## DIRECTION
Note each line that includes the word "children". Copy those lines.

## DATA FOR THIS TASK
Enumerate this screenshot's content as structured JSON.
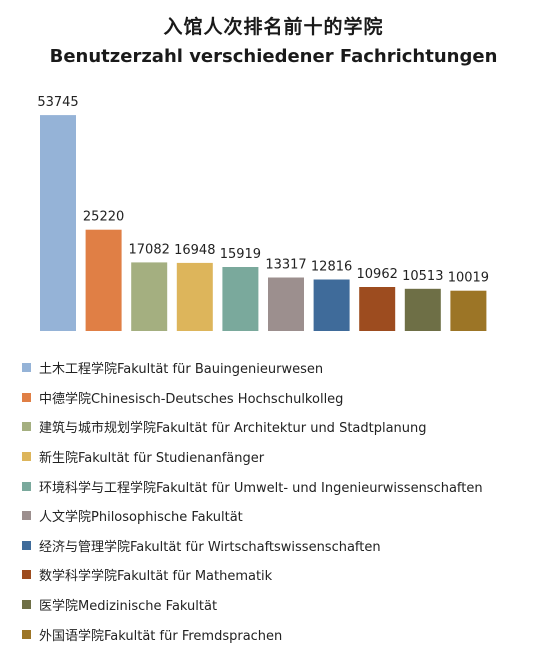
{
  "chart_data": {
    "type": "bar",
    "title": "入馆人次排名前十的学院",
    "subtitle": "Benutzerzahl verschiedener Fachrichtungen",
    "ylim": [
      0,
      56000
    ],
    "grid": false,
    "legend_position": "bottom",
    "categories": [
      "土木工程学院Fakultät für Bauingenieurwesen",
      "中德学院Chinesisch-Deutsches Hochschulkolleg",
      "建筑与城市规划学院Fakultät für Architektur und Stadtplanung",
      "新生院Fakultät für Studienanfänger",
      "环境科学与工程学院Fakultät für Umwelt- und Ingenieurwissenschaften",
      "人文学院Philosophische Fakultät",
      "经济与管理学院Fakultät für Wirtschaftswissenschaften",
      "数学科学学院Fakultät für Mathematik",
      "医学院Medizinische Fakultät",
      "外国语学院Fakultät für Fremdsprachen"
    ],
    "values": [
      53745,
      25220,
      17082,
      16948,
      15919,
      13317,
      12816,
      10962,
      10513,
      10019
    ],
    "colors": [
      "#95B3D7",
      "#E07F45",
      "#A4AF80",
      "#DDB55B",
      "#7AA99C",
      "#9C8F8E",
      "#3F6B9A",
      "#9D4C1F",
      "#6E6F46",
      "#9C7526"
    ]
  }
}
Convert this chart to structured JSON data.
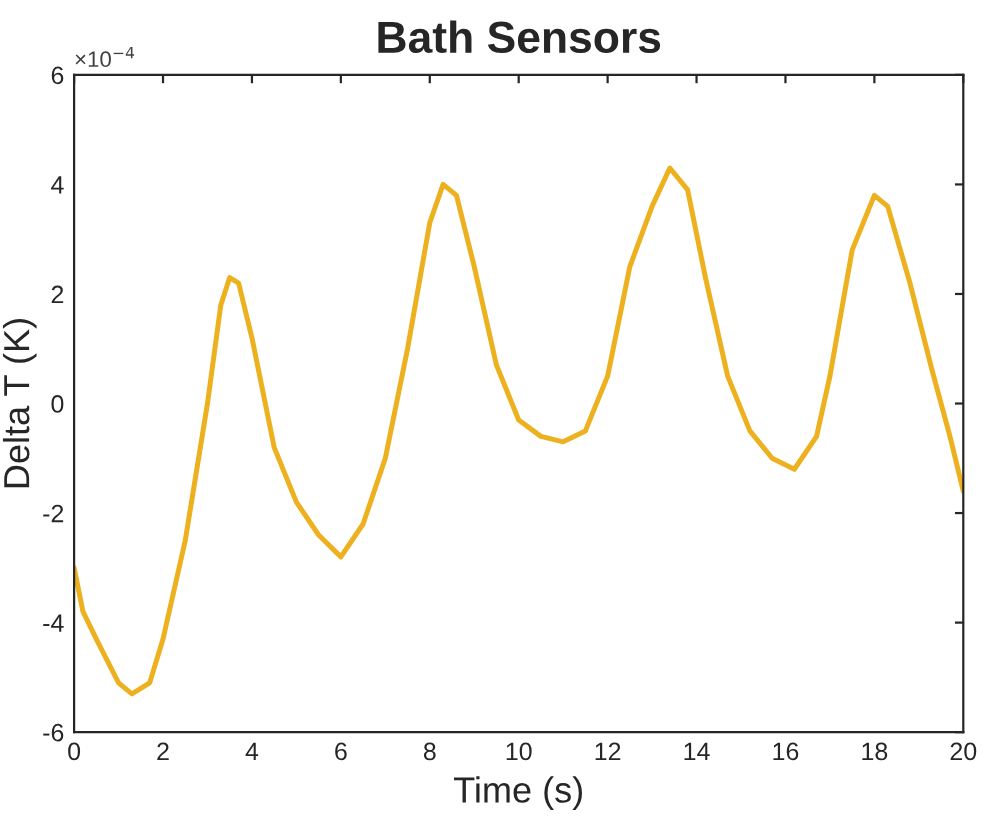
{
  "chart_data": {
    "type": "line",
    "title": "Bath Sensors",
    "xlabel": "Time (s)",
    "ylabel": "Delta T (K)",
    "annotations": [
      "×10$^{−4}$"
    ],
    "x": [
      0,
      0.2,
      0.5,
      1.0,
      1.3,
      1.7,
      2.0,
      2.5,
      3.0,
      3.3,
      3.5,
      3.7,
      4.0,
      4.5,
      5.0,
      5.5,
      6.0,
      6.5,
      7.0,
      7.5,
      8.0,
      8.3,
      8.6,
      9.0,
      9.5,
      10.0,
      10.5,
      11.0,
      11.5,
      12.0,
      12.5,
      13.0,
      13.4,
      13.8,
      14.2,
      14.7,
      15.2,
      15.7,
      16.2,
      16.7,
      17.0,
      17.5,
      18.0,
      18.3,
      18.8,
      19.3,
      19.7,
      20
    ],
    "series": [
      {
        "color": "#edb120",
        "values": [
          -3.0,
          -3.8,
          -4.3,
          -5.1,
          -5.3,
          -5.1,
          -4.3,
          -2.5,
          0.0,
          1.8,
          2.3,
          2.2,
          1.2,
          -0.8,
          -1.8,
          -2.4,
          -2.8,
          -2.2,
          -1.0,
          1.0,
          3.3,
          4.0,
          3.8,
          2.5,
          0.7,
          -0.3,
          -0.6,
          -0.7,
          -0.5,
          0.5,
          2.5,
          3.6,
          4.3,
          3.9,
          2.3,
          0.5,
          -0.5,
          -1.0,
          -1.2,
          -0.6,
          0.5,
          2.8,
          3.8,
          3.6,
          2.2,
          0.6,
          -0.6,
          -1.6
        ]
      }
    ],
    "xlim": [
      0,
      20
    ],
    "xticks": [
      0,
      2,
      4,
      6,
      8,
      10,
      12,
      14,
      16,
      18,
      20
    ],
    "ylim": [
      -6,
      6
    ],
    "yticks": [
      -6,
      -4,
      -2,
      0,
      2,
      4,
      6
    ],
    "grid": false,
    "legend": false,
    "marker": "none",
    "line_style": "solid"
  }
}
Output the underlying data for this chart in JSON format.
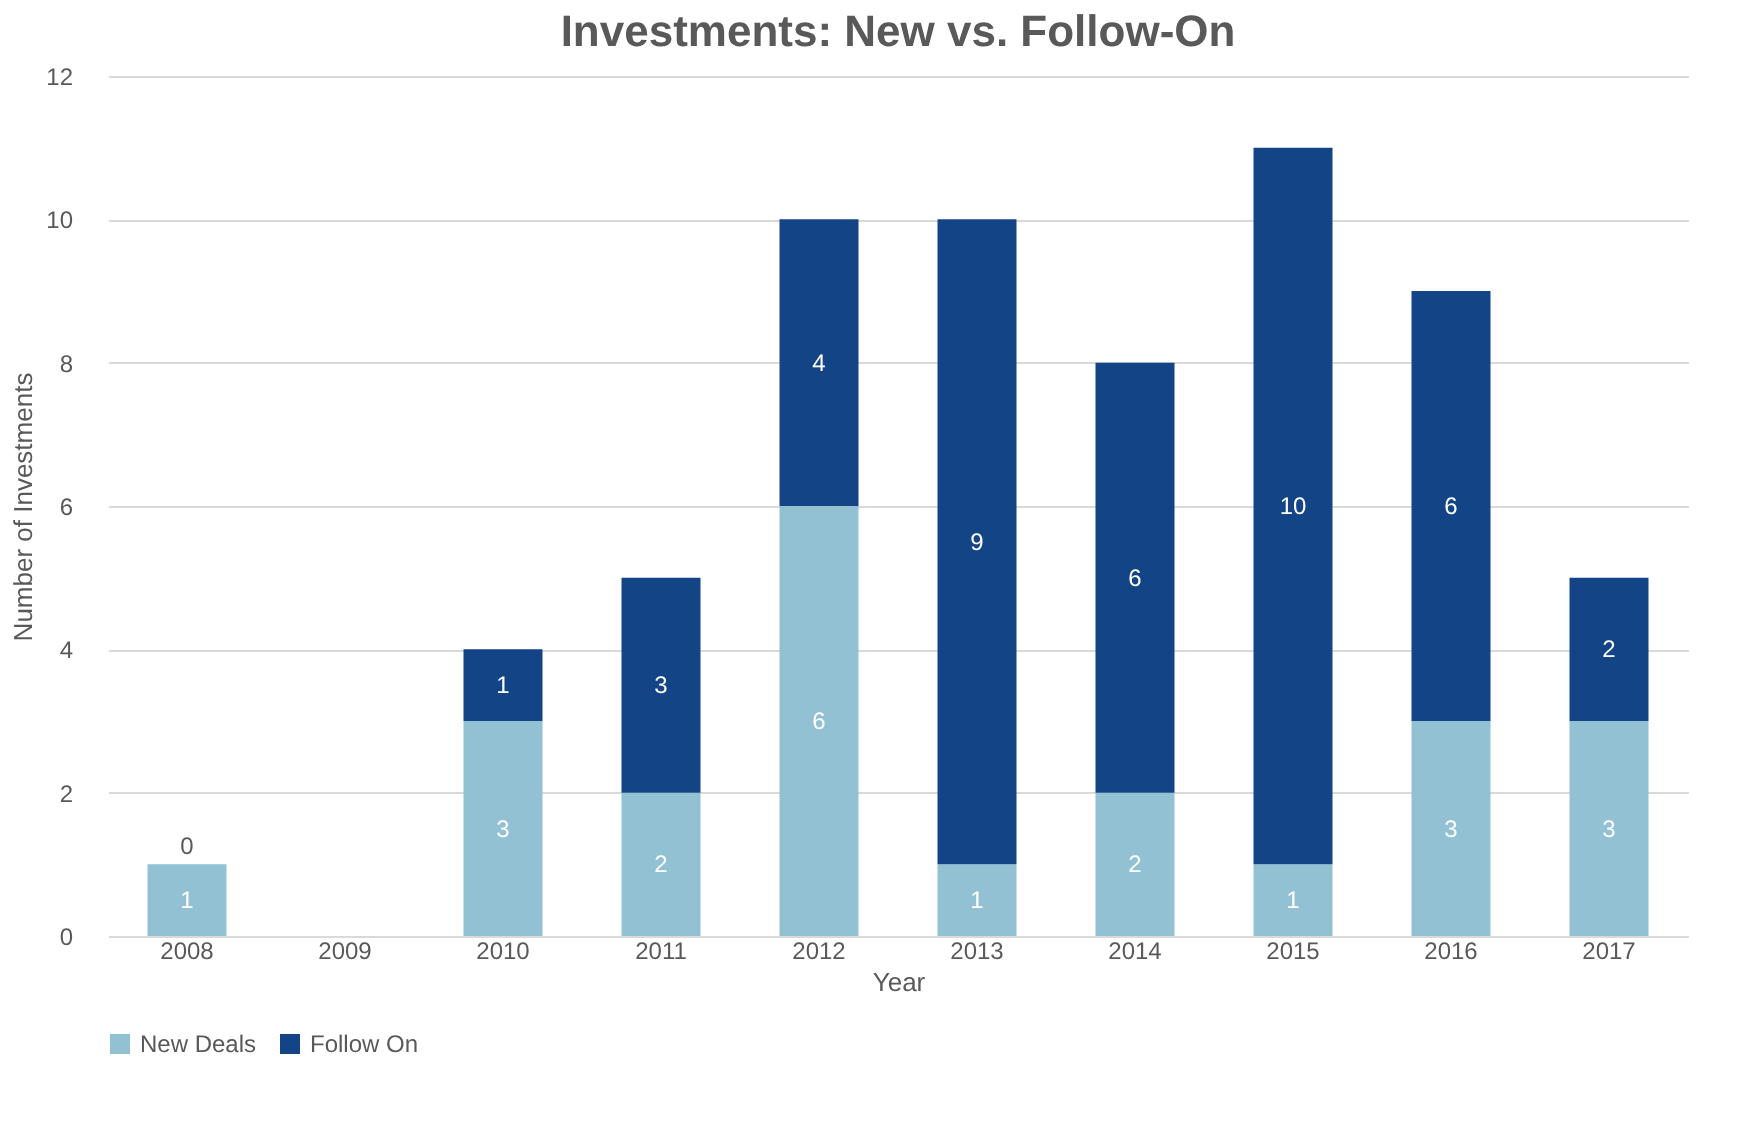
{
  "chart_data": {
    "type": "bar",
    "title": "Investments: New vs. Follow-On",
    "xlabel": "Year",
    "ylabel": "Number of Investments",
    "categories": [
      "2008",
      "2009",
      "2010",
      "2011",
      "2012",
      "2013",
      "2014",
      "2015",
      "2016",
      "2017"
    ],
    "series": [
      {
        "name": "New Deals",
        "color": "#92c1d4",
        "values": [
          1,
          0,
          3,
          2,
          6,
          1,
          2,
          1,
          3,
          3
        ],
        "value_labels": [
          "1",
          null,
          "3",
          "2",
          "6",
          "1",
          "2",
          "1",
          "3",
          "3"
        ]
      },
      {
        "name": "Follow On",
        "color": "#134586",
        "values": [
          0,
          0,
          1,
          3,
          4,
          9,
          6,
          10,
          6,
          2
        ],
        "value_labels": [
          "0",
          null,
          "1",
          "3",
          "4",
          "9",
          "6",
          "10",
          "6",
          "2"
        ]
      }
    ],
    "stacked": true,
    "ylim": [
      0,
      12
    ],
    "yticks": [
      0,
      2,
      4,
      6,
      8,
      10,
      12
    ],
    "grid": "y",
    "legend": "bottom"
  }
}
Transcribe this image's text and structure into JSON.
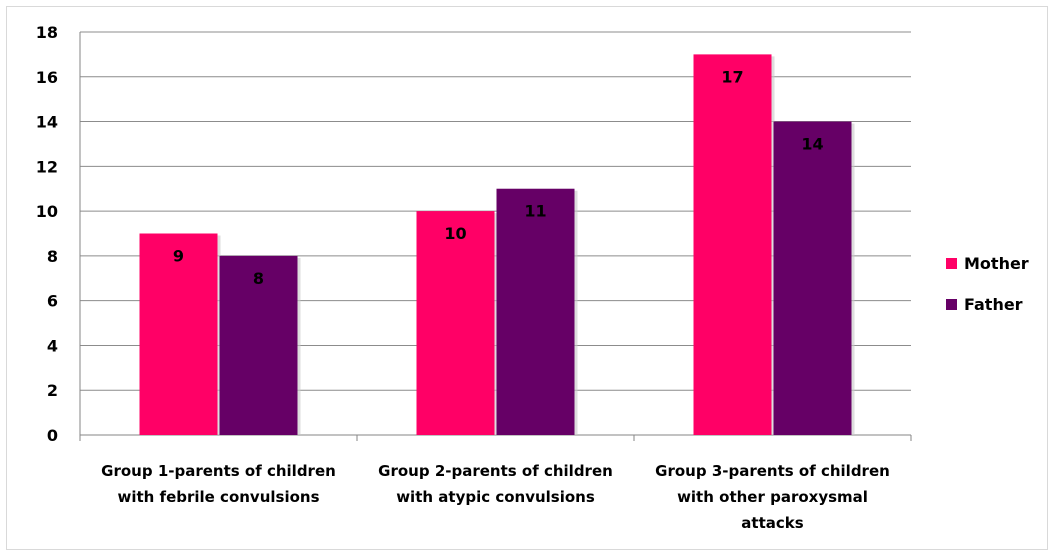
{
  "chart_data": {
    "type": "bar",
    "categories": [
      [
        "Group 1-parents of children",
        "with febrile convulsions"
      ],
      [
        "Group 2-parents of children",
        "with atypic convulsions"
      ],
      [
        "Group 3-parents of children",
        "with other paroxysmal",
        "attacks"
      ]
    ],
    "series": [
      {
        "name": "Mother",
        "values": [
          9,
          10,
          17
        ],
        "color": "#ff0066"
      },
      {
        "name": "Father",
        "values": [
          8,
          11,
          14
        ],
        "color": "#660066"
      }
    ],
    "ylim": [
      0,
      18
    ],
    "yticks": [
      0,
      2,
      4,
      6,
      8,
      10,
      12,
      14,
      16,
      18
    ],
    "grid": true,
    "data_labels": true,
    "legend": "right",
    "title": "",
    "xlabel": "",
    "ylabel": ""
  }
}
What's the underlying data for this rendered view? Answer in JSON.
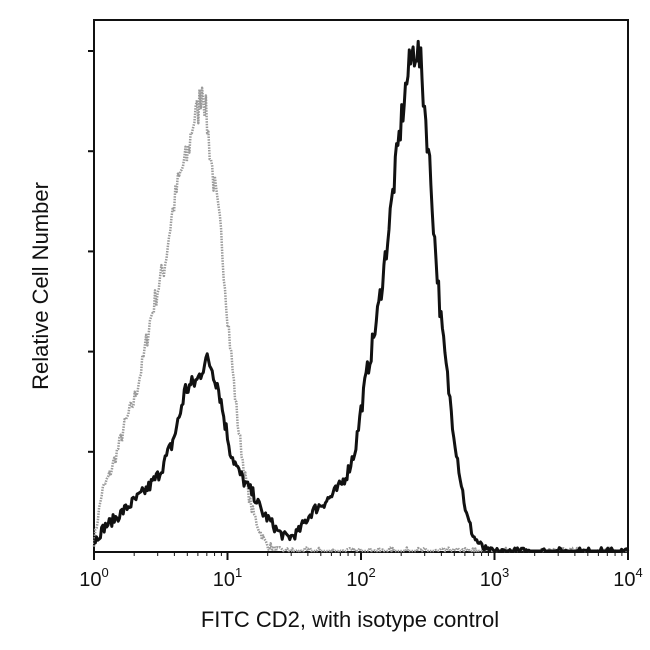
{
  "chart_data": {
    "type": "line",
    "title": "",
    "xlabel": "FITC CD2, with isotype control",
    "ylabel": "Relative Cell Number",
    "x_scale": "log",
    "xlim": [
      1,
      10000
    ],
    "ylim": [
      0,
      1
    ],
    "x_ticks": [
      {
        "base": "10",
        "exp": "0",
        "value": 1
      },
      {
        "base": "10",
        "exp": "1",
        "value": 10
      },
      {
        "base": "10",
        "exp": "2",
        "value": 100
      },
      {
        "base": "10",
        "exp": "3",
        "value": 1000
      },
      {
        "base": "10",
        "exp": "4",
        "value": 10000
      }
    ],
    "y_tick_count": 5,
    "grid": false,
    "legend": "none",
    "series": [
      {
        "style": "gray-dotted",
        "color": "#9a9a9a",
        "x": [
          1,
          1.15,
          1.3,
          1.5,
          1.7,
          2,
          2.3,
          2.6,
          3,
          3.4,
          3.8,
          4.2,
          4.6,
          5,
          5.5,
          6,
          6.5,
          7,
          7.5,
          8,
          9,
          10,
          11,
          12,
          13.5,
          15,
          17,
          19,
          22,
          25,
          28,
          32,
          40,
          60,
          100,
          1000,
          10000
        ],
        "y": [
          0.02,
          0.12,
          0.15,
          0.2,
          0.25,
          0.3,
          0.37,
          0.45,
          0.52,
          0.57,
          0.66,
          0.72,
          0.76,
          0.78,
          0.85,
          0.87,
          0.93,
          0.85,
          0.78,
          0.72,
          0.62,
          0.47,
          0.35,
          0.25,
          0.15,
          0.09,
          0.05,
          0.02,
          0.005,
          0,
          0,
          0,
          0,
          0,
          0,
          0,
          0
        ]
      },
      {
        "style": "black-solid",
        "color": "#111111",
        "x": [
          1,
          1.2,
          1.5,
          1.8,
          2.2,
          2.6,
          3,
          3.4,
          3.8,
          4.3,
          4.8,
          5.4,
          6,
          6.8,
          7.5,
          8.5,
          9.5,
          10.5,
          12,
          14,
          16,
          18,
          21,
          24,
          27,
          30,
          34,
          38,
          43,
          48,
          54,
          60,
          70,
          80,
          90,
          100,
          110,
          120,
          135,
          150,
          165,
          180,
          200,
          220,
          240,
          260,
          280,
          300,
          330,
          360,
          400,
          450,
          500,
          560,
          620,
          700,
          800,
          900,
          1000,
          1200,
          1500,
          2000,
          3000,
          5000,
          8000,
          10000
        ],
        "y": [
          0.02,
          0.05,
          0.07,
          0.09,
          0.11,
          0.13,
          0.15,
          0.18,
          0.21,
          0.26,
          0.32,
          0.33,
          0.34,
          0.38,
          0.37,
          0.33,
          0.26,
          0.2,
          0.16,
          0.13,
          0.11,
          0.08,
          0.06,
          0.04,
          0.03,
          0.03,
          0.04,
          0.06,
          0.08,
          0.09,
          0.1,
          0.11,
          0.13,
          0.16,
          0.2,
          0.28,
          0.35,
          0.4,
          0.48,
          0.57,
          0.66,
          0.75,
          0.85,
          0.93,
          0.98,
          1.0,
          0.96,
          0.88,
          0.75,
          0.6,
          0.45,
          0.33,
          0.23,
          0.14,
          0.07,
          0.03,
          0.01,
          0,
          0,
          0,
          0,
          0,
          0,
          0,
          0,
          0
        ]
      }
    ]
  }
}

## CORRECT RESPONSE
        "Group 1-parents of children",
        "Group 2-parents of children",
        "Group 3-parents of children",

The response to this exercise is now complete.